What you need to do:
Print the lines of the records from the line that contains "checkbox-use-http[interactable]: Use HTTP" up to and including the line that contains "checkbox-bypass-ssl-pinning[interactable]: Bypass SSL", reproducing each one verbatim.

Start of Dataset content

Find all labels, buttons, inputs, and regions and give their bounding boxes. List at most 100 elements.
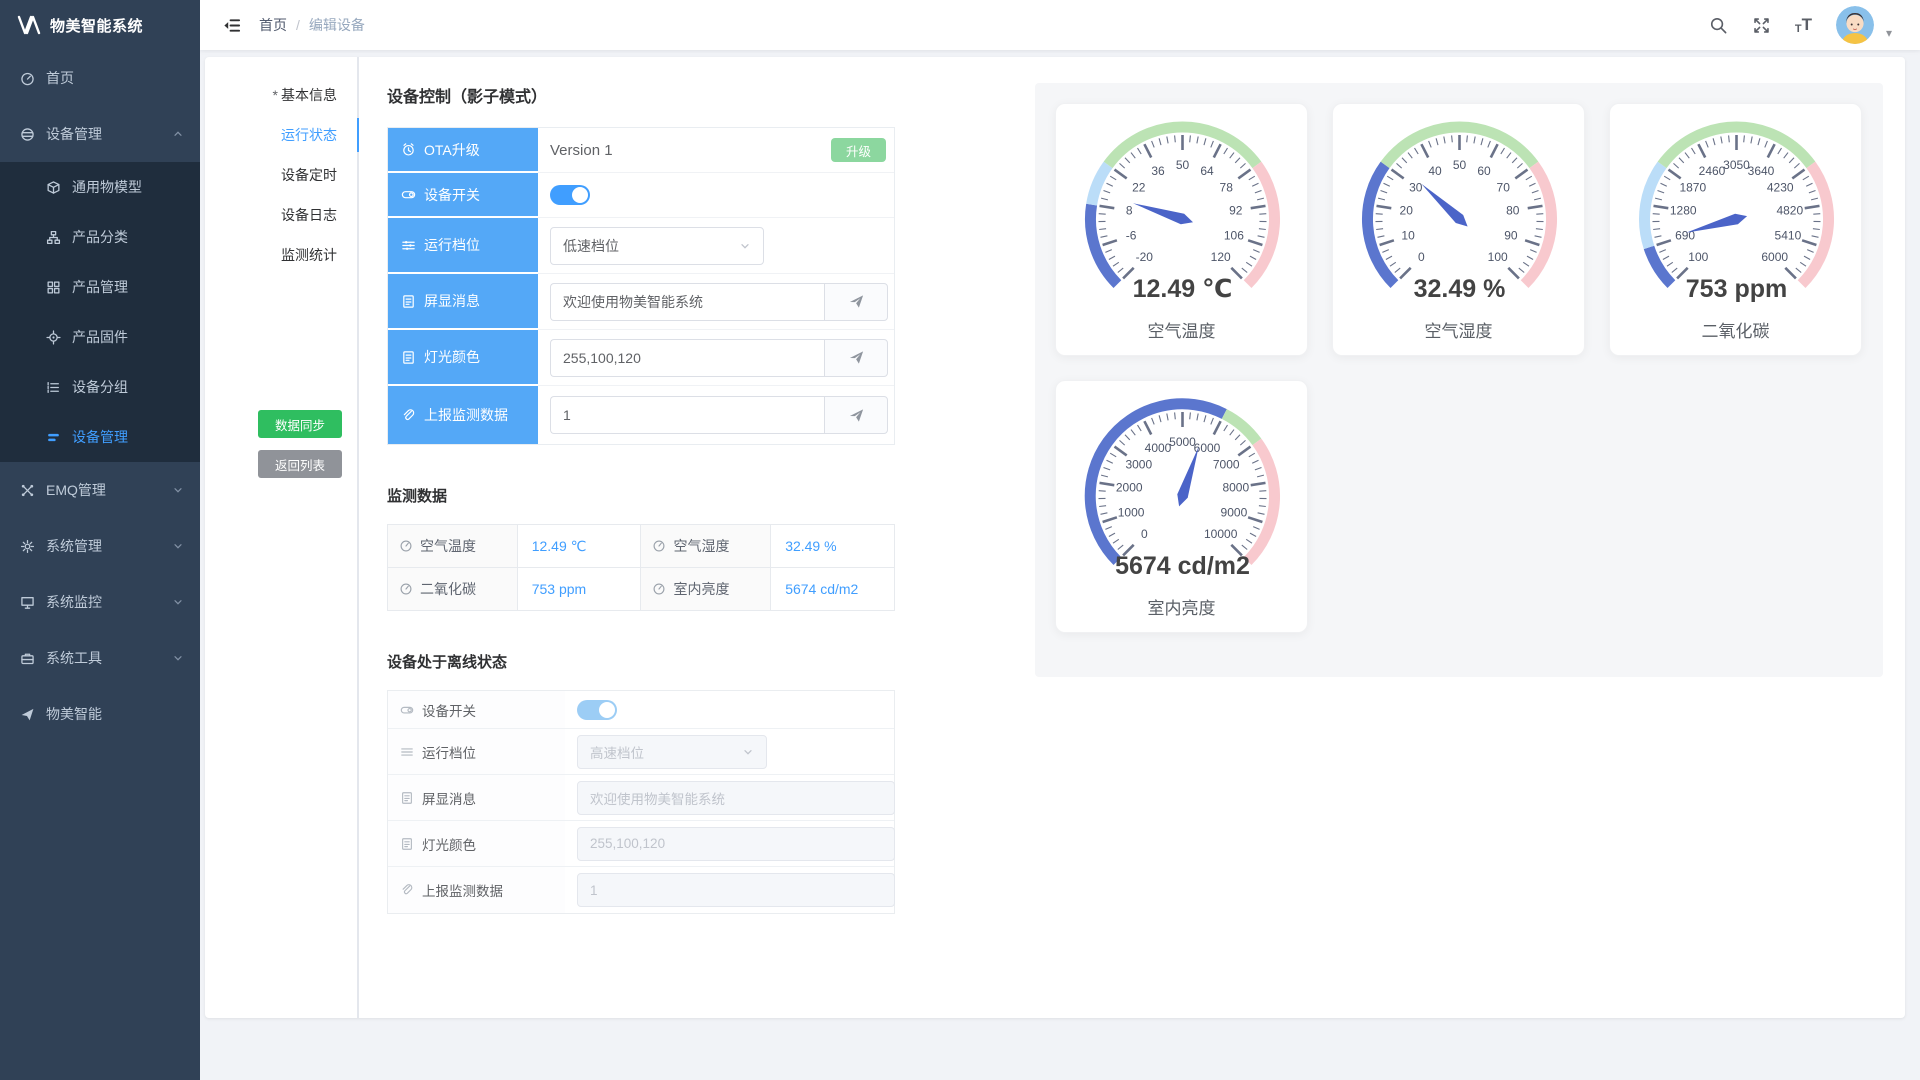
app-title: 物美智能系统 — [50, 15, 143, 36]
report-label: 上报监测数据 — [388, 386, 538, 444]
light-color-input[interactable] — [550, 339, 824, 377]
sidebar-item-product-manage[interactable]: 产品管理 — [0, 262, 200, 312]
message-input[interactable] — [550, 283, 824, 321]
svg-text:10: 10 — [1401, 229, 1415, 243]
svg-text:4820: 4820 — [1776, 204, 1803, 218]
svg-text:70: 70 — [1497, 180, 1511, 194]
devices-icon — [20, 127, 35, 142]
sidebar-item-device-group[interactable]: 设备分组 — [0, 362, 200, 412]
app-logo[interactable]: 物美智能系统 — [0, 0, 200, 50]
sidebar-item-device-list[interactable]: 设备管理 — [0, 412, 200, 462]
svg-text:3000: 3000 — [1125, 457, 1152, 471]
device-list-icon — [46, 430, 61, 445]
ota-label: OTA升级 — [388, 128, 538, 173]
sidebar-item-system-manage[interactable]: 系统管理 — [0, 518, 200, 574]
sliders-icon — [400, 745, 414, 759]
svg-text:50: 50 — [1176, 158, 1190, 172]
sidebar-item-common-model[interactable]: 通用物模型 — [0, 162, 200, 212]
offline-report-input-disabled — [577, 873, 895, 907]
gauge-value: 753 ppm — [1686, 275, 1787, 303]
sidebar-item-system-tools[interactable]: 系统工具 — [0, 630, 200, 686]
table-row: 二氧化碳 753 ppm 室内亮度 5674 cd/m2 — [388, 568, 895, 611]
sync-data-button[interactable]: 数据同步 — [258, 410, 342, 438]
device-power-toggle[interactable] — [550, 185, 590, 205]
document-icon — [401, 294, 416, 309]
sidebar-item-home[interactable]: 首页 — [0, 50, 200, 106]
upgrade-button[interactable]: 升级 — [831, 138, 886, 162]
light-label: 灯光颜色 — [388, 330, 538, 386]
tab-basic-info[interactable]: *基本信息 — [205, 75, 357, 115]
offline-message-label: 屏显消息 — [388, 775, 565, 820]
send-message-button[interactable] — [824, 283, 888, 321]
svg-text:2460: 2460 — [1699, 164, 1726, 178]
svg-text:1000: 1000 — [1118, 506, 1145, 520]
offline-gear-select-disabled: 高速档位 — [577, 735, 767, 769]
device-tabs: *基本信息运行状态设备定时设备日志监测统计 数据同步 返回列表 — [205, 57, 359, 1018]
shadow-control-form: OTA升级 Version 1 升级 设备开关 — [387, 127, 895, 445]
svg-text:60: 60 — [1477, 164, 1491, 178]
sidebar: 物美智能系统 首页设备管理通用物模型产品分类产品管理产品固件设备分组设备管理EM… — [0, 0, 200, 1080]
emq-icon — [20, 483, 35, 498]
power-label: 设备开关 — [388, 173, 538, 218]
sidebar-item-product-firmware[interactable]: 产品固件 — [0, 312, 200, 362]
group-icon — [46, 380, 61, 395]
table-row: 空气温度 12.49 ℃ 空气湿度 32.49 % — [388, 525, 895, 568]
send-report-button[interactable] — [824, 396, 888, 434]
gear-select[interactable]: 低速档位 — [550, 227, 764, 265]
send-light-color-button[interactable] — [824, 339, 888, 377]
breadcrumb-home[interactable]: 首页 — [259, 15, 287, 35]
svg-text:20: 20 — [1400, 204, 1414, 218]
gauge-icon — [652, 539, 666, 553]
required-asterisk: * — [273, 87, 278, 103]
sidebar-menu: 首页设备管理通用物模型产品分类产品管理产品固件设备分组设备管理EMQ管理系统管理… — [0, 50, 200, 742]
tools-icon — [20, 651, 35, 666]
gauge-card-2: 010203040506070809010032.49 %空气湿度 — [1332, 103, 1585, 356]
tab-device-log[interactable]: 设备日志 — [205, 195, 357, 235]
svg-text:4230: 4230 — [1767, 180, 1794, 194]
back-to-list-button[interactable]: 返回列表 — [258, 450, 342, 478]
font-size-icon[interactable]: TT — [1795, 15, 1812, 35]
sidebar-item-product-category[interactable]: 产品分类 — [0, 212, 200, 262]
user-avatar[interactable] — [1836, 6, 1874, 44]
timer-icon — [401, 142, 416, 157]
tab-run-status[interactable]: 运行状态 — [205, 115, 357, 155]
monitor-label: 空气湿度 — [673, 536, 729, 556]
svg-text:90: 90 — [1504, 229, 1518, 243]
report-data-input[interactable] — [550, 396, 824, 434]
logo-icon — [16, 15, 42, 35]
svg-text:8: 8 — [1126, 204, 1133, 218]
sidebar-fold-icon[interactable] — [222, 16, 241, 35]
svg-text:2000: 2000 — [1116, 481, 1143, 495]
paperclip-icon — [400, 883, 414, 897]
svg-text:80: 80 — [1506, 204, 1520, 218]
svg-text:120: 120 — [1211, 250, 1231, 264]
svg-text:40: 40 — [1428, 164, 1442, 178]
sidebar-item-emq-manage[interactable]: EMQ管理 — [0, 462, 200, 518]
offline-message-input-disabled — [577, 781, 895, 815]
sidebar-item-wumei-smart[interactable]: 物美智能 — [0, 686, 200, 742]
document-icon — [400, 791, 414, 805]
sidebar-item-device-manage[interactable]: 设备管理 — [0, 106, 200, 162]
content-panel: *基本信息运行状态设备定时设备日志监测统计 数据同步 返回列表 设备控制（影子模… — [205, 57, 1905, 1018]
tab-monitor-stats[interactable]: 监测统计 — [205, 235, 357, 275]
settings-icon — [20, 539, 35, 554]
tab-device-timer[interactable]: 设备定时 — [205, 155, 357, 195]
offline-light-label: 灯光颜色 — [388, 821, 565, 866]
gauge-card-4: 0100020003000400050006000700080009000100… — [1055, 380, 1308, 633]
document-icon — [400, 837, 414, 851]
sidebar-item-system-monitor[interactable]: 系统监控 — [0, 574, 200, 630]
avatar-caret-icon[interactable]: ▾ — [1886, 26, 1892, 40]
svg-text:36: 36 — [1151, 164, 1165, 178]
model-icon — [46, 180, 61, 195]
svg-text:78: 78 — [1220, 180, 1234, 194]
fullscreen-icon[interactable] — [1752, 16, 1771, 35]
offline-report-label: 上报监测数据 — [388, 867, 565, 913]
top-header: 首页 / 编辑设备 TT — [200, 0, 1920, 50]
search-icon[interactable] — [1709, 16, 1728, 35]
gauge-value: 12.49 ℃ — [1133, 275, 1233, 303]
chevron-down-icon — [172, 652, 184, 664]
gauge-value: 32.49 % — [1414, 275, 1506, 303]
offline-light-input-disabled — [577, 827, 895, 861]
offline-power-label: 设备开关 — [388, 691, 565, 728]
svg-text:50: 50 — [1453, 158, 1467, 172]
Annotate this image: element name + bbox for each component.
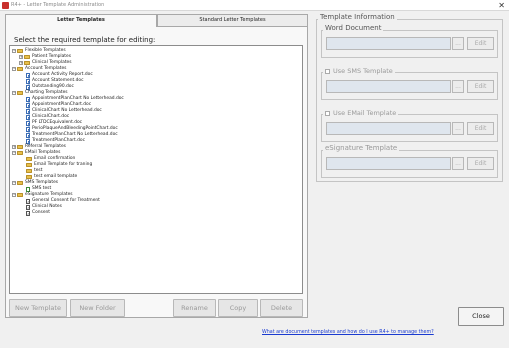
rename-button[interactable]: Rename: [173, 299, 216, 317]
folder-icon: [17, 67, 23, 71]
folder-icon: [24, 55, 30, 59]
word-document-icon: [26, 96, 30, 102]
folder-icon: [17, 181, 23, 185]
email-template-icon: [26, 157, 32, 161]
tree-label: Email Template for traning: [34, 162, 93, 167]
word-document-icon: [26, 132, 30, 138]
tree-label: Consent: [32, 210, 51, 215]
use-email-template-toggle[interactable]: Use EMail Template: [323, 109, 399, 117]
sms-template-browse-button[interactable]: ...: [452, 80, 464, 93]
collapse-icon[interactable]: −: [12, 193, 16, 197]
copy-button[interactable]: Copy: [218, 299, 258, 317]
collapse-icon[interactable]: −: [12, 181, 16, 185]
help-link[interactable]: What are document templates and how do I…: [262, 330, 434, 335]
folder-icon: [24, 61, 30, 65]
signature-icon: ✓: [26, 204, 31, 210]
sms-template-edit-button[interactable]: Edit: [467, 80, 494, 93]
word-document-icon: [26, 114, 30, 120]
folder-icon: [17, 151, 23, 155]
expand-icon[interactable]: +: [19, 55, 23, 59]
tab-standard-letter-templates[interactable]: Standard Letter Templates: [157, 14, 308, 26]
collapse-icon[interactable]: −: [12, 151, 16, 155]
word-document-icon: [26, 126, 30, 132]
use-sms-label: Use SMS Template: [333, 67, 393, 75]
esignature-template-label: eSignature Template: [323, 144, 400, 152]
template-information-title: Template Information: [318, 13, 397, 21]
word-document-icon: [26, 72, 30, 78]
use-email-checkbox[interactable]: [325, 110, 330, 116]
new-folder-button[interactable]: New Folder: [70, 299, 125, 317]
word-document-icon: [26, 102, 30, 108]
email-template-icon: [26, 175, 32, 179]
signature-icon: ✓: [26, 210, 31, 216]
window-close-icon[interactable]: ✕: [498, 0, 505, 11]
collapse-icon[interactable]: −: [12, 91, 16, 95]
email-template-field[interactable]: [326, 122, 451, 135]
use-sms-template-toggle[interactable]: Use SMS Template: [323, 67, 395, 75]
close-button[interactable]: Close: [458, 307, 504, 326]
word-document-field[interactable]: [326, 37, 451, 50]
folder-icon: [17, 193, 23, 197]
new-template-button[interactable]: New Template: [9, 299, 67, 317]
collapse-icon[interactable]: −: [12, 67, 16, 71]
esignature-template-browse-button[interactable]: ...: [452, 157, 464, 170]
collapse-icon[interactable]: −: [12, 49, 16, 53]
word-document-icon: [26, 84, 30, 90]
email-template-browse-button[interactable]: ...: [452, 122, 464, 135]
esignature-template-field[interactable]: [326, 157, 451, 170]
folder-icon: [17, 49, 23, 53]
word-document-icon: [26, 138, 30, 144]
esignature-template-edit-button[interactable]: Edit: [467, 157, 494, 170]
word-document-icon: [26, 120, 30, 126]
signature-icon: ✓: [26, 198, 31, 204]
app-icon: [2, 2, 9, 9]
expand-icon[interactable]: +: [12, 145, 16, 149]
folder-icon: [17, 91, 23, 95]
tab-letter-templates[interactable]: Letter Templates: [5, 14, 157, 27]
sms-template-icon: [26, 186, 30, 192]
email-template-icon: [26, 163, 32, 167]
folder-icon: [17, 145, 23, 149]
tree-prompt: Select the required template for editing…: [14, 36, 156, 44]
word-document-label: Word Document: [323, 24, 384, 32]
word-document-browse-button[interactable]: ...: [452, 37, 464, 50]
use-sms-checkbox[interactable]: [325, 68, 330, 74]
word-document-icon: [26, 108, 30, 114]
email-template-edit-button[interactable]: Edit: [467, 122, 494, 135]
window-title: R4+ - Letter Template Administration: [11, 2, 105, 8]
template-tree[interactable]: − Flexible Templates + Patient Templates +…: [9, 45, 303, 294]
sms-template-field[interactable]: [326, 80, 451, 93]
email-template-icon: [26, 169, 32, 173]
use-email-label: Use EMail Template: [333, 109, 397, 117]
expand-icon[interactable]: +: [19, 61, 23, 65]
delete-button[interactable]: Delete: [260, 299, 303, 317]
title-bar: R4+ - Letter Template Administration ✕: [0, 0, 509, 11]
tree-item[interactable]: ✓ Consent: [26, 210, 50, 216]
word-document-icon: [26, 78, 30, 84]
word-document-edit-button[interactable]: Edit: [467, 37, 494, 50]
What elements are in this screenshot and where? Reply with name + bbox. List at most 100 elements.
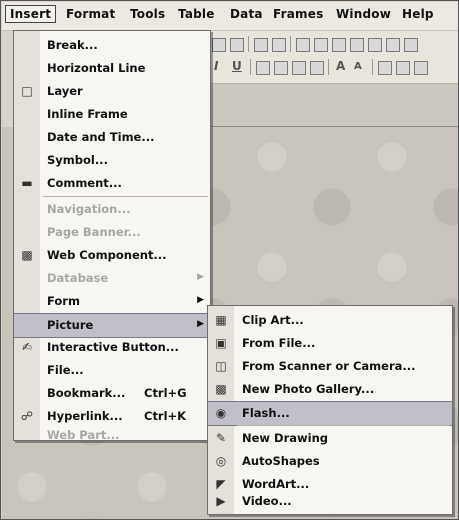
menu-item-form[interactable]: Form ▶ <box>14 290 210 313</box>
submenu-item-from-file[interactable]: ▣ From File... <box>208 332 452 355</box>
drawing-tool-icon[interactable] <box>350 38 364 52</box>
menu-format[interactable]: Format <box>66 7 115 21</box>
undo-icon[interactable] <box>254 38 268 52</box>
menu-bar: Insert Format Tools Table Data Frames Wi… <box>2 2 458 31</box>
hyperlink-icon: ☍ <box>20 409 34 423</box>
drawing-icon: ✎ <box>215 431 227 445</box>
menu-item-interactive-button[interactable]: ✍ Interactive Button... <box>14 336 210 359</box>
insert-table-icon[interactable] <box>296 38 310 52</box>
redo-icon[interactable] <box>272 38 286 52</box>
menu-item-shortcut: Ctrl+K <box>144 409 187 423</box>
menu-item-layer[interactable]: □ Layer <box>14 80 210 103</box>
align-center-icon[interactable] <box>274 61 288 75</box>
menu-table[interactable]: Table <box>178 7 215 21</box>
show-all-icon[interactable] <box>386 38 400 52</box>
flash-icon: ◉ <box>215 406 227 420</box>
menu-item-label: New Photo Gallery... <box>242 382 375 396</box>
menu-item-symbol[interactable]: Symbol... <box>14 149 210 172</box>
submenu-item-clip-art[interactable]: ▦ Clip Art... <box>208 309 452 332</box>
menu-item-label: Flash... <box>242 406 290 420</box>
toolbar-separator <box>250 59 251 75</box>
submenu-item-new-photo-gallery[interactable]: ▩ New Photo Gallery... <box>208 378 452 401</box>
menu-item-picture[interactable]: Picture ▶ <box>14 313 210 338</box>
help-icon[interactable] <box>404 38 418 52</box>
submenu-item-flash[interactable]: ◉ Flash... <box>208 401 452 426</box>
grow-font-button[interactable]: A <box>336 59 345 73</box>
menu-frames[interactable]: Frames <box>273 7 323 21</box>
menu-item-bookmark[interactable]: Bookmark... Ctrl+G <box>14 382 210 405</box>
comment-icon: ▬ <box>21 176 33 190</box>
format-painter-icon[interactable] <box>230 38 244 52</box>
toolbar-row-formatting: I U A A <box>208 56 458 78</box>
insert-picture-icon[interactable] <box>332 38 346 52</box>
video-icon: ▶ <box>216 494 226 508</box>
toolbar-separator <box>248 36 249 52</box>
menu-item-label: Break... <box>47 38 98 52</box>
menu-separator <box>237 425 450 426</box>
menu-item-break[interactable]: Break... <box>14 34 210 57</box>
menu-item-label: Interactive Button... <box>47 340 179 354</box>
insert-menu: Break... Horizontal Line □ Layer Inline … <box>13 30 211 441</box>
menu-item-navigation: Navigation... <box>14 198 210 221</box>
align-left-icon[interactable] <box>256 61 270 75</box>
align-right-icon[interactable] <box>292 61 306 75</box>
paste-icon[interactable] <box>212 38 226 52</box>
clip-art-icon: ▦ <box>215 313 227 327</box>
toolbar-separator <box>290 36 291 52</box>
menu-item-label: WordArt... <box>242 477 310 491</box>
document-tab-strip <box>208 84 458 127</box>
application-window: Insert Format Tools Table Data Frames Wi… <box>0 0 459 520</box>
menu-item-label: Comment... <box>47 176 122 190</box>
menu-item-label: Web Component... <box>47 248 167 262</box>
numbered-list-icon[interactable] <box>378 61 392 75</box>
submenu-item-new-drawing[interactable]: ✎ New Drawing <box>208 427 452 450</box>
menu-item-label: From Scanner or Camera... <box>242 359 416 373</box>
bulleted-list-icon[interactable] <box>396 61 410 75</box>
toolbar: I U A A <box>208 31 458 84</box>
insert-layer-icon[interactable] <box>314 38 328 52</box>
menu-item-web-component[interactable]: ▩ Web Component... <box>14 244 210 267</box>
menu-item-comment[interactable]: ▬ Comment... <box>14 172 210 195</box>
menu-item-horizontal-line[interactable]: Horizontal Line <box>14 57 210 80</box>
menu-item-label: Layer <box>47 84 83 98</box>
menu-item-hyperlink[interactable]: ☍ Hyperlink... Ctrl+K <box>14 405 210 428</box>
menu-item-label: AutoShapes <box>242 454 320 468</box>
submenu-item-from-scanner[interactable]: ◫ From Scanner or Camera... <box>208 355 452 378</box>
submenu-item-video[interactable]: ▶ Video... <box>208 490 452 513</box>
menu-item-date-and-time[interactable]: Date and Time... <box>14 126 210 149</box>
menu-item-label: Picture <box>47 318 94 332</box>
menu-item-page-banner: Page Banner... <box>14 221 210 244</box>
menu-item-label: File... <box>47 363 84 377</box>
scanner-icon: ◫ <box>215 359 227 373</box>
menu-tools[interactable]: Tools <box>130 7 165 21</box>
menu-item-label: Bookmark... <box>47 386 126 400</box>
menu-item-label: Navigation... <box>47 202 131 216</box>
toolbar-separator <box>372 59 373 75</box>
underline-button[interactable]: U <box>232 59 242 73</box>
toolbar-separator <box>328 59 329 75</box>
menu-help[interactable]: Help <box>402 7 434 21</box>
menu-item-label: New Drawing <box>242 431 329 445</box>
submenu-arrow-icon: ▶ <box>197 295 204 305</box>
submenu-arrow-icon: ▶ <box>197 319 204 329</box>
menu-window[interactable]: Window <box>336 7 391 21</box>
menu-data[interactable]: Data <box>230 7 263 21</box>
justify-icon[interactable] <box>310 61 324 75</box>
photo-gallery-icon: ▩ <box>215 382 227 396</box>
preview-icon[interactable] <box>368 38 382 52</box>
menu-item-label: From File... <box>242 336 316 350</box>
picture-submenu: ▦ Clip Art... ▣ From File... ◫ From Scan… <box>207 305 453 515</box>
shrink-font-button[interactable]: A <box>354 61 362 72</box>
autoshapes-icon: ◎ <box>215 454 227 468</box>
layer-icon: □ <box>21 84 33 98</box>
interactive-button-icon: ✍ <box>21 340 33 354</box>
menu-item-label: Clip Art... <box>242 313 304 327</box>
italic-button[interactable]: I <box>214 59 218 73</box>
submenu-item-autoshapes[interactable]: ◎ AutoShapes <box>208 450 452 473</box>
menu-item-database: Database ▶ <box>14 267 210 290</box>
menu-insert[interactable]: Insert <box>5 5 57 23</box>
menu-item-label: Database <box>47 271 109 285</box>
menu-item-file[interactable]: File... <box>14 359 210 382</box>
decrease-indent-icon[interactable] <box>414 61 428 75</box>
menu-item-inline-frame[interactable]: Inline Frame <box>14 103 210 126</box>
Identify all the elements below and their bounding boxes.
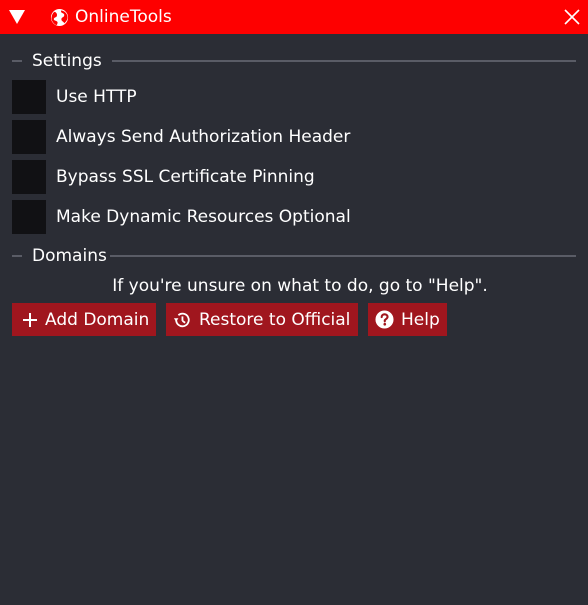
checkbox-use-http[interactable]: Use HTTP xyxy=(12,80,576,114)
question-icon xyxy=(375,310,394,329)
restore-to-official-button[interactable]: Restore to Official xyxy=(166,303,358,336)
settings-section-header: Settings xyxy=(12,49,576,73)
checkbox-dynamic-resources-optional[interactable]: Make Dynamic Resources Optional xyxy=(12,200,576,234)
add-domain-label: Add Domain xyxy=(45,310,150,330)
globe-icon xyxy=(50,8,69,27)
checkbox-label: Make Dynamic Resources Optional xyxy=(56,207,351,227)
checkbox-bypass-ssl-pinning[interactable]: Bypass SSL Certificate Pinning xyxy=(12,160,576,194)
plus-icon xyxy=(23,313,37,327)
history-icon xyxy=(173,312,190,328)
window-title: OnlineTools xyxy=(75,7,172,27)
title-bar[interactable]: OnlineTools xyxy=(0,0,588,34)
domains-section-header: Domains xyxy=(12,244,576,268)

End of Dataset content

Output below:
checkbox-use-http[interactable]: Use HTTP xyxy=(12,80,576,114)
question-icon xyxy=(375,310,394,329)
restore-to-official-button[interactable]: Restore to Official xyxy=(166,303,358,336)
settings-section-header: Settings xyxy=(12,49,576,73)
checkbox-dynamic-resources-optional[interactable]: Make Dynamic Resources Optional xyxy=(12,200,576,234)
add-domain-label: Add Domain xyxy=(45,310,150,330)
globe-icon xyxy=(50,8,69,27)
checkbox-label: Make Dynamic Resources Optional xyxy=(56,207,351,227)
checkbox-bypass-ssl-pinning[interactable]: Bypass SSL Certificate Pinning xyxy=(12,160,576,194)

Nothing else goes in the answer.